Go through the entries and transcribe each one exactly, dropping the pictures.

++++++

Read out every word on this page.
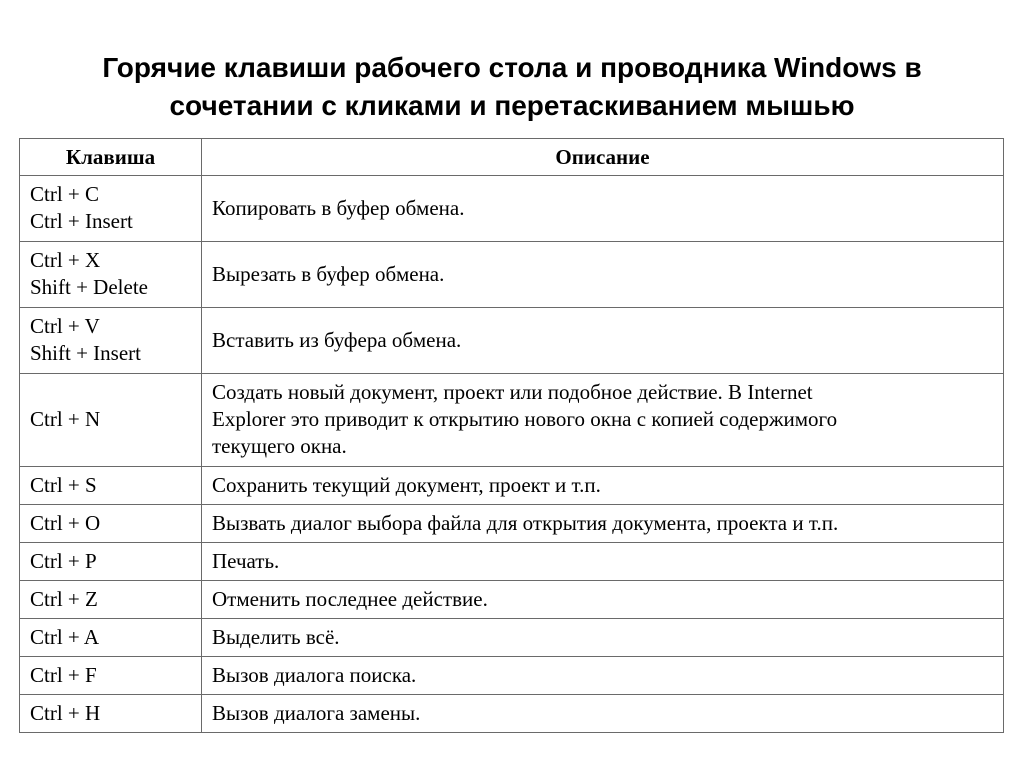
Горячие клавиши рабочего стола и проводника Windows в
сочетании с кликами и перетаскиванием мышью
Клавиша	Описание

Ctrl + C
Ctrl + Insert	Копировать в буфер обмена.

Ctrl + X
Shift + Delete	Вырезать в буфер обмена.

Ctrl + V
Shift + Insert	Вставить из буфера обмена.

Ctrl + N	Создать новый документ, проект или подобное действие. В Internet
Explorer это приводит к открытию нового окна с копией содержимого
текущего окна.

Ctrl + S	Сохранить текущий документ, проект и т.п.

Ctrl + O	Вызвать диалог выбора файла для открытия документа, проекта и т.п.

Ctrl + P	Печать.

Ctrl + Z	Отменить последнее действие.

Ctrl + A	Выделить всё.

Ctrl + F	Вызов диалога поиска.

Ctrl + H	Вызов диалога замены.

++++++

### Response to the task
Read out every word on this page.
Горячие клавиши рабочего стола и проводника Windows в
сочетании с кликами и перетаскиванием мышью
Клавиша	Описание

Ctrl + C
Ctrl + Insert	Копировать в буфер обмена.

Ctrl + X
Shift + Delete	Вырезать в буфер обмена.

Ctrl + V
Shift + Insert	Вставить из буфера обмена.

Ctrl + N	Создать новый документ, проект или подобное действие. В Internet
Explorer это приводит к открытию нового окна с копией содержимого
текущего окна.

Ctrl + S	Сохранить текущий документ, проект и т.п.

Ctrl + O	Вызвать диалог выбора файла для открытия документа, проекта и т.п.

Ctrl + P	Печать.

Ctrl + Z	Отменить последнее действие.

Ctrl + A	Выделить всё.

Ctrl + F	Вызов диалога поиска.

Ctrl + H	Вызов диалога замены.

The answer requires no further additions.